__Saved entries__.
● ● ● ● ● ● ●
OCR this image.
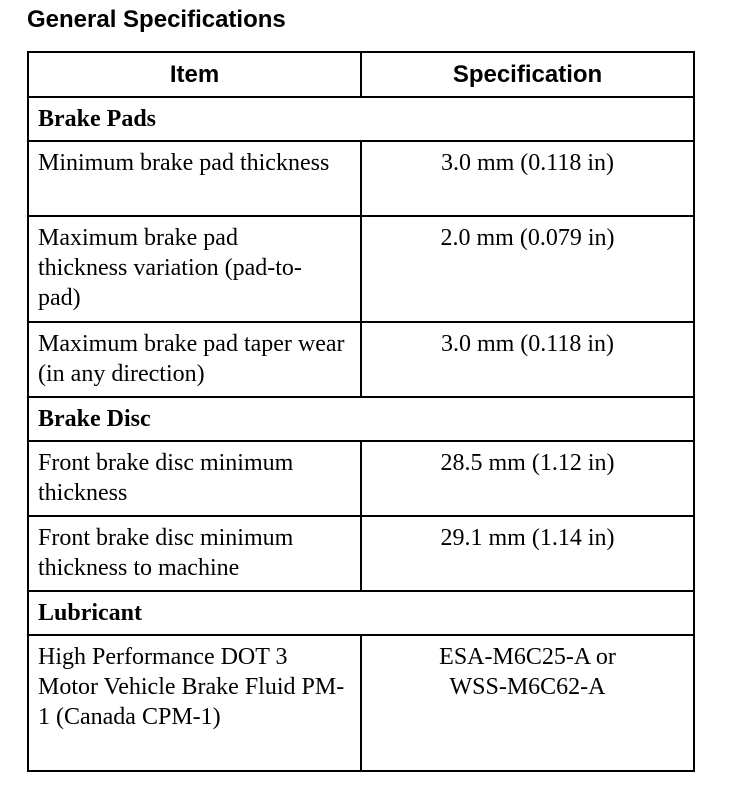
General Specifications
Item	Specification
Brake Pads	
Minimum brake pad thickness	3.0 mm (0.118 in)
Maximum brake pad thickness variation (pad-to-pad)	2.0 mm (0.079 in)
Maximum brake pad taper wear (in any direction)	3.0 mm (0.118 in)
Brake Disc	
Front brake disc minimum thickness	28.5 mm (1.12 in)
Front brake disc minimum thickness to machine	29.1 mm (1.14 in)
Lubricant	
High Performance DOT 3 Motor Vehicle Brake Fluid PM-1 (Canada CPM-1)	ESA-M6C25-A or WSS-M6C62-A
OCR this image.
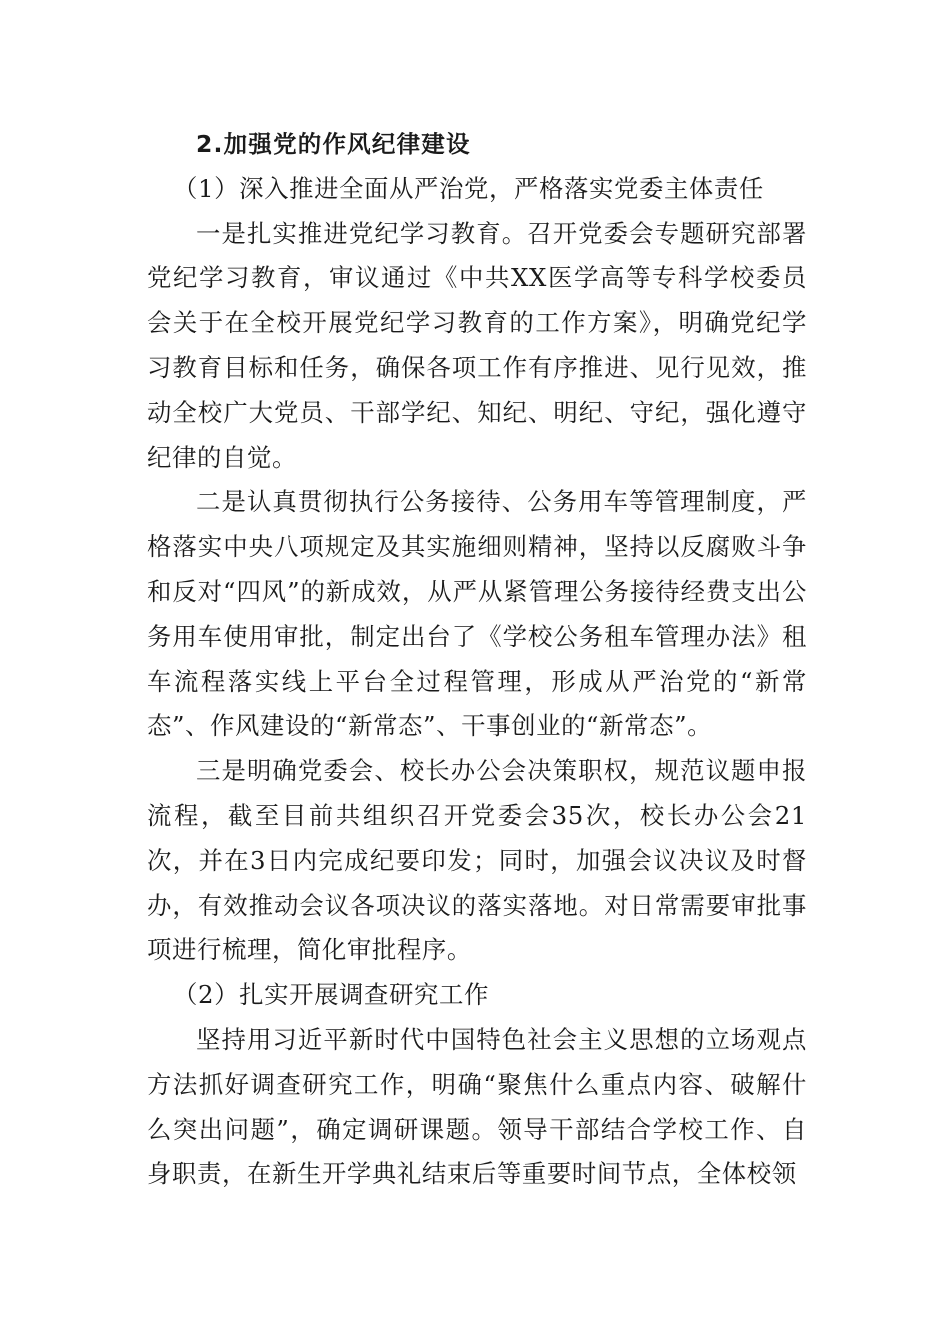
2.加强党的作风纪律建设

（1）深入推进全面从严治党，严格落实党委主体责任

一是扎实推进党纪学习教育。召开党委会专题研究部署党纪学习教育，审议通过《中共XX医学高等专科学校委员会关于在全校开展党纪学习教育的工作方案》，明确党纪学习教育目标和任务，确保各项工作有序推进、见行见效，推动全校广大党员、干部学纪、知纪、明纪、守纪，强化遵守纪律的自觉。

二是认真贯彻执行公务接待、公务用车等管理制度，严格落实中央八项规定及其实施细则精神，坚持以反腐败斗争和反对“四风”的新成效，从严从紧管理公务接待经费支出公务用车使用审批，制定出台了《学校公务租车管理办法》租车流程落实线上平台全过程管理，形成从严治党的“新常态”、作风建设的“新常态”、干事创业的“新常态”。

三是明确党委会、校长办公会决策职权，规范议题申报流程，截至目前共组织召开党委会35次，校长办公会21次，并在3日内完成纪要印发；同时，加强会议决议及时督办，有效推动会议各项决议的落实落地。对日常需要审批事项进行梳理，简化审批程序。

（2）扎实开展调查研究工作

坚持用习近平新时代中国特色社会主义思想的立场观点方法抓好调查研究工作，明确“聚焦什么重点内容、破解什么突出问题”，确定调研课题。领导干部结合学校工作、自身职责，在新生开学典礼结束后等重要时间节点，全体校领
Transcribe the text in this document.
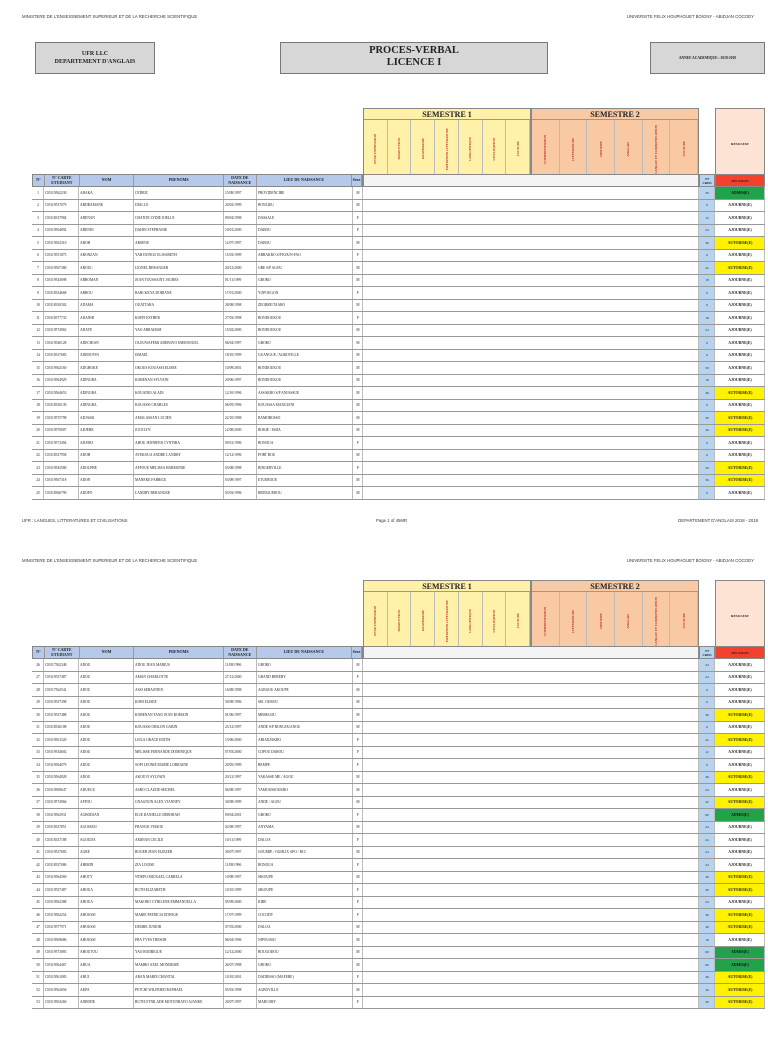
MINISTERE DE L'ENSEIGNEMENT SUPERIEUR ET DE LA RECHERCHE SCIENTIFIQUE	UNIVERSITE FELIX HOUPHOUET BOIGNY - ABIDJAN COCODY
UFR LLC
DEPARTEMENT D'ANGLAIS
PROCES-VERBAL
LICENCE I	ANNEE ACADEMIQUE : 2018-2019
SEMESTRE 1
UPNR EXPRESSION	TRADUCTION	GRAMMAIRE	INITIATION LITTERATURE	LINGUISTIQUE	CIVILISATION	CULTURE
SEMESTRE 2
COMPREHENSION	LITTERATURE	HISTOIRE	ANGLAIS	LANGUE ET COMMUNICATION	CULTURE	RESULTAT
N°	N° CARTE ETUDIANT	NOM	PRENOMS	DATE DE NAISSANCE	LIEU DE NAISSANCE	Sexe	TT CRED	DECISION
1	CI0119562230	ABAKA	CEDRIC	15/08/1997	PROVIDENCIRE	M	30	ADMIS(E)
2	CI0119537079	ABDRAMANE	DIALLO	20/02/1999	BONLIEU	M	0	AJOURNE(E)
3	CI0118337984	ABENAN	CHANTE LYDIE JOELLE	09/04/1998	DASSALE	F	12	AJOURNE(E)
4	CI0119564892	ABENIN	DAHIN STEPHANIE	10/01/2000	DABOU	F	24	AJOURNE(E)
5	CI0119562310	ABOH	ARSENE	12/07/1997	DABOU	M	36	AUTORISE(E)
6	CI0119551875	ABONZAN	YAH DONGO ELISABETH	15/03/1999	ABRAKRO S/P KOUN-FAO	F	0	AJOURNE(E)
7	CI0119567380	ABOUC	LIONEL BERANGER	20/12/2000	GBE S/P AGOU	M	42	AUTORISE(E)
8	CI0119543698	ABROMAN	JEAN TOUSSAINT JAURES	01/11/1999	GBORO	M	18	AJOURNE(E)
9	CI0118334668	ABROU	BARCKKYA DORIANE	17/01/2000	YOPOUGON	F	0	AJOURNE(E)
10	CI0118330302	ADAMA	OUATTARA	28/08/1998	ZEGBRE/TAABO	M	6	AJOURNE(E)
11	CI0118377733	ADANHI	KOFFI ESTHER	27/03/1998	BONDOUKOU	F	18	AJOURNE(E)
12	CI0119574963	ADAYE	YAO ABRAHAM	15/02/2000	BONDOUKOU	M	24	AJOURNE(E)
13	CI0119540128	ADECHIAN	OLOUWAFEMI ADEBAYO EMMANUEL	06/04/1997	GBORO	M	0	AJOURNE(E)
14	CI0118337683	ADEDOVIN	ISMAEL	18/10/1999	GUANGUE / AGBOVILLE	M	6	AJOURNE(E)
15	CI0119562160	ADGHOKE	OKOUS KOUASSI ELISEE	10/09/2001	BONDOUKOU	M	30	AJOURNE(E)
16	CI0119564929	ADINGRA	KOBENAN SYLVAIN	20/06/1997	BONDOUKOU	M	18	AJOURNE(E)
17	CI0119564653	ADINGRA	KOUADIO ALAIN	12/10/1996	ASSAKRO S/P ANIASSUE	M	36	AUTORISE(E)
18	CI0118330139	ADINGRA	KOUASSI CHARLES	06/05/1996	KOUASSA MANGUINI	M	0	AJOURNE(E)
19	CI0119575798	ADJASSI	AMALASSAN LUCIEN	22/10/1998	BAMOROSSO	M	36	AUTORISE(E)
20	CI0119570007	ADJEHE	JOCELYN	12/08/2000	BOKIE / ISSIA	M	36	AUTORISE(E)
21	CI0119573494	ADJOBI	AHOU JENNIFER CYNTHIA	09/01/1996	BONOUA	F	0	AJOURNE(E)
22	CI0118337958	ADOH	AYEKOUA ANDRE LANDRY	12/12/1996	PORT BOU	M	0	AJOURNE(E)
23	CI0119543580	ADOLPHE	AFFOUE MELISSA HARMONIE	03/08/1998	BINGERVILLE	F	30	AUTORISE(E)
24	CI0119567318	ADON	MANEKE FABRICE	03/08/1997	ETUEBOUE	M	36	AUTORISE(E)
25	CI0118366790	ADOPO	LANDRY BERANGER	03/03/1996	BRINGUEROU	M	0	AJOURNE(E)
UFR : LANGUES, LITTERATURES ET CIVILISATIONS	Page 1 of 45MR	DEPARTEMENT D'ANGLAIS 2018 - 2019
MINISTERE DE L'ENSEIGNEMENT SUPERIEUR ET DE LA RECHERCHE SCIENTIFIQUE	UNIVERSITE FELIX HOUPHOUET BOIGNY - ABIDJAN COCODY
SEMESTRE 1
UPNR EXPRESSION	TRADUCTION	GRAMMAIRE	INITIATION LITTERATURE	LINGUISTIQUE	CIVILISATION	CULTURE
SEMESTRE 2
COMPREHENSION	LITTERATURE	HISTOIRE	ANGLAIS	LANGUE ET COMMUNICATION	CULTURE	RESULTAT
N°	N° CARTE ETUDIANT	NOM	PRENOMS	DATE DE NAISSANCE	LIEU DE NAISSANCE	Sexe	TT CRED	DECISION
26	CI0117562348	ADOU	ADOU JEAN MARIUS	11/08/1996	GBORO	M	24	AJOURNE(E)
27	CI0119537487	ADOU	AMAN CHARLOTTE	27/12/2000	GRAND BEREBY	F	24	AJOURNE(E)
28	CI0117562541	ADOU	ASSI SEBASTIEN	16/08/1998	AGBAOU AKOUPE	M	6	AJOURNE(E)
29	CI0119537398	ADOU	KOBI ELISEE	30/08/1996	SEL OUROU	M	0	AJOURNE(E)
30	CI0119537488	ADOU	KOBENAN TANO JEAN ROMAIN	01/06/1997	MEBEGOU	M	36	AUTORISE(E)
31	CI0118336108	ADOU	KOUASSI OBILON GABIN	25/12/1997	ANDE S/P BONGOUANOU	M	0	AJOURNE(E)
32	CI0119561320	ADOU	LEILA GRACE EDITH	13/06/2000	ABIADJAKRO	F	42	AUTORISE(E)
33	CI0119534602	ADOU	MELISSE FERNANDE DOMINIQUE	07/03/2000	COPOU DAROU	F	12	AJOURNE(E)
34	CI0119564079	ADOU	SOPI LEONIE MARIE LORRAINE	20/05/1999	BEMPE	F	0	AJOURNE(E)
35	CI0119564928	ADOU	AKOUVI SYLVAIN	20/12/1997	YAKASSE ME / AGOU	M	36	AUTORISE(E)
36	CI0119569647	ADUEGU	ASRO CLAUDE-MICHEL	06/08/1997	YAMOUSSOUKRO	M	24	AJOURNE(E)
37	CI0119574966	AFFOU	GNAGNON ALEX VIANNEY	30/08/1999	ANDE / AGOU	M	42	AUTORISE(E)
38	CI0119562931	AGBODJAN	ELIE DANIELLE DEBORAH	09/04/2001	GBORO	F	60	ADMIS(E)
39	CI0118337851	AGOSSOU	FRANCK VISSOU	02/08/1997	ANYAMA	M	24	AJOURNE(E)
40	CI0118337188	AGOUDA	AMINAN CECILE	10/11/1999	DALOA	F	24	AJOURNE(E)
41	CI0119537683	AGRE	ROGER JEAN ELIEZER	30/07/1997	GOUMIE / OGHLIX APO / RCI	M	24	AJOURNE(E)
42	CI0118337086	AHIMIN	ZIA LOUISE	11/08/1996	BONOUA	F	24	AJOURNE(E)
43	CI0119564569	AHOTY	N'DEPO MICKAEL CARRELA	10/08/1997	SIKOUPE	M	36	AUTORISE(E)
44	CI0119537487	AHOUA	RUTH ELIZABETH	10/10/1999	SIKOUPE	F	36	AUTORISE(E)
45	CI0119562388	AHOUA	MAKORO CYRILENE EMMANUELLA	05/09/2000	KIBE	F	24	AJOURNE(E)
46	CI0119562254	AHOUSSI	MARIE PATRICIA EDWIGE	17/07/1999	COCODY	F	36	AUTORISE(E)
47	CI0119577971	AHOUSSI	DESIRE JUNIOR	07/03/2000	DALOA	M	36	AUTORISE(E)
48	CI0119569686	AHOUSSI	PRA YVES TRESOR	06/04/1996	NIPOUSSO	M	18	AJOURNE(E)
49	CI0119573083	AHOUTOU	YAO RODRIGUE	12/12/2000	BOUGODOU	M	60	ADMIS(E)
50	CI0119564467	AHUA	MAMBO AXEL MONDESIR	26/07/1998	GBORO	M	60	ADMIS(E)
51	CI0119561083	AHUI	ABAN MARIE CHANTAL	10/10/2001	DADIESSO (MAFERE)	F	36	AUTORISE(E)
52	CI0119562656	AKPA	PETCHI WILFRIED RAPHAEL	05/03/1998	AGBOVILLE	M	36	AUTORISE(E)
53	CI0119563260	AJIBODE	RUTH OTNILADE MOTUNRAYO AJANKE	20/07/1997	MARCORY	F	36	AUTORISE(E)
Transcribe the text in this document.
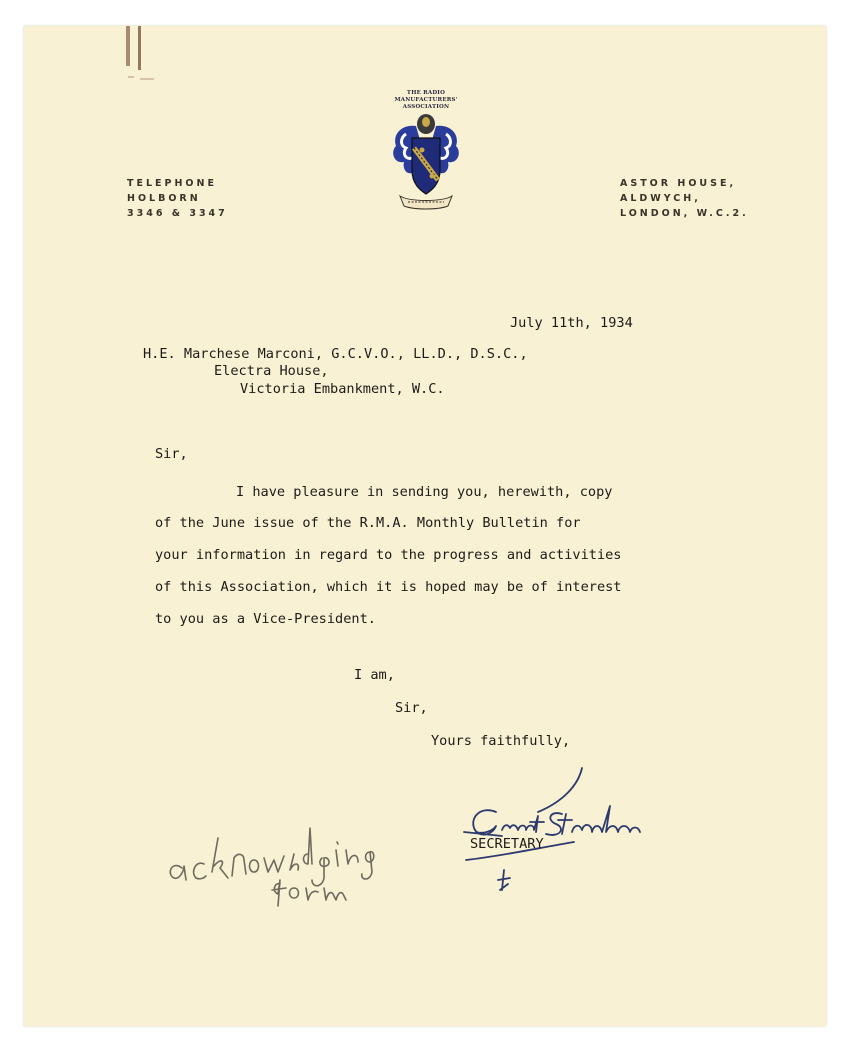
TELEPHONE
HOLBORN
3346 & 3347
THE RADIO MANUFACTURERS' ASSOCIATION
ASTOR HOUSE,
ALDWYCH,
LONDON, W.C.2.
July 11th, 1934
H.E. Marchese Marconi, G.C.V.O., LL.D., D.S.C.,
Electra House,
Victoria Embankment, W.C.
Sir,
I have pleasure in sending you, herewith, copy
of the June issue of the R.M.A. Monthly Bulletin for
your information in regard to the progress and activities
of this Association, which it is hoped may be of interest
to you as a Vice-President.
I am,
Sir,
Yours faithfully,
SECRETARY
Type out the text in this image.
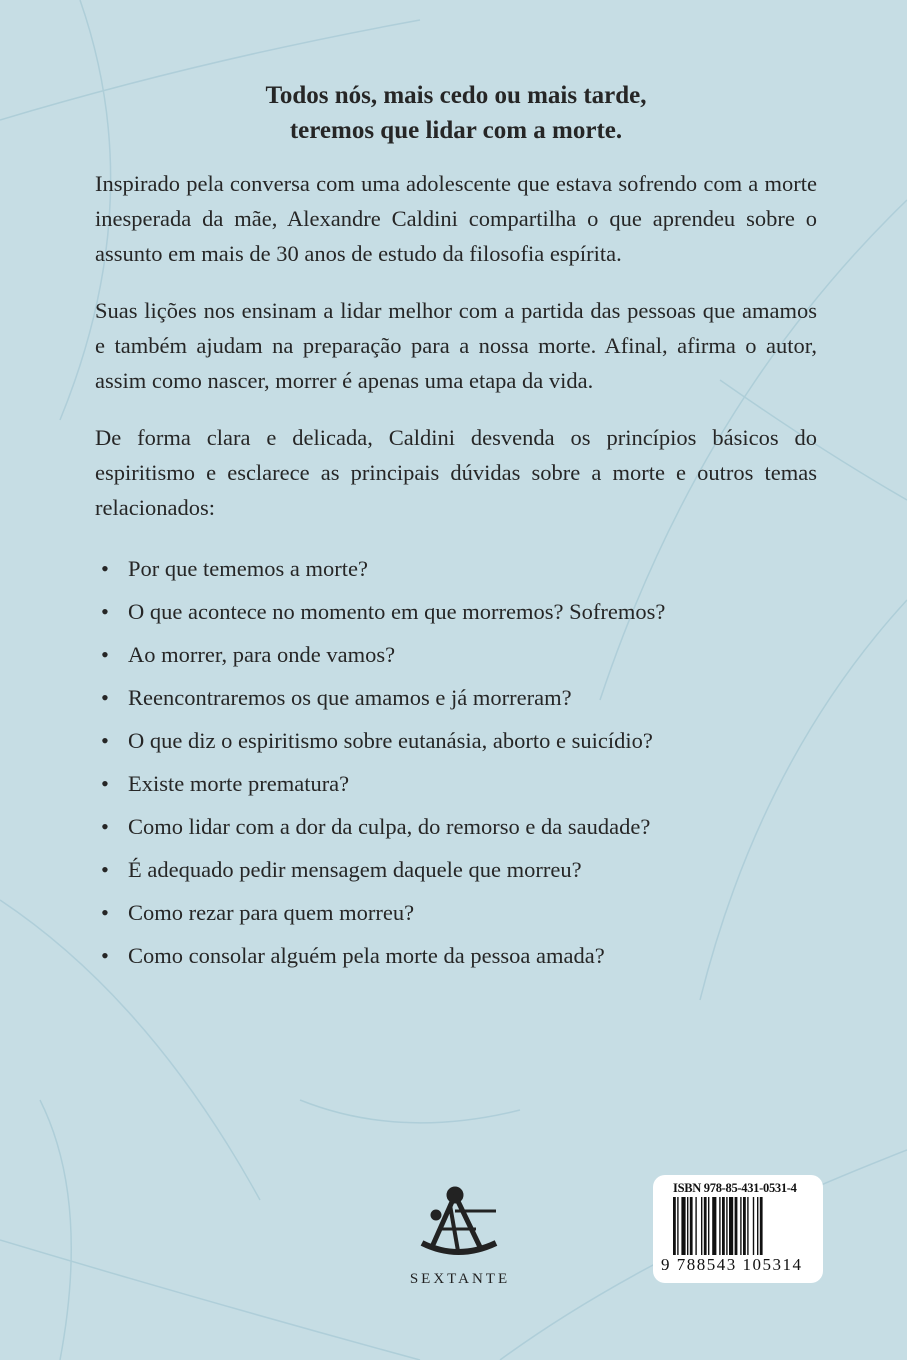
Todos nós, mais cedo ou mais tarde,
teremos que lidar com a morte.

Inspirado pela conversa com uma adolescente que estava sofrendo com a morte inesperada da mãe, Alexandre Caldini compartilha o que aprendeu sobre o assunto em mais de 30 anos de estudo da filosofia espírita.

Suas lições nos ensinam a lidar melhor com a partida das pessoas que amamos e também ajudam na preparação para a nossa morte. Afinal, afirma o autor, assim como nascer, morrer é apenas uma etapa da vida.

De forma clara e delicada, Caldini desvenda os princípios básicos do espiritismo e esclarece as principais dúvidas sobre a morte e outros temas relacionados:

• Por que tememos a morte?
• O que acontece no momento em que morremos? Sofremos?
• Ao morrer, para onde vamos?
• Reencontraremos os que amamos e já morreram?
• O que diz o espiritismo sobre eutanásia, aborto e suicídio?
• Existe morte prematura?
• Como lidar com a dor da culpa, do remorso e da saudade?
• É adequado pedir mensagem daquele que morreu?
• Como rezar para quem morreu?
• Como consolar alguém pela morte da pessoa amada?
SEXTANTE
ISBN 978-85-431-0531-4
9 788543 105314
● ● ● ● ● ● ●
__TASK INSTRUCTIONS__. Lines holding the word "amamos" should be counted across the entries; state only how many there are.

__REPLY TO THE TASK__. 2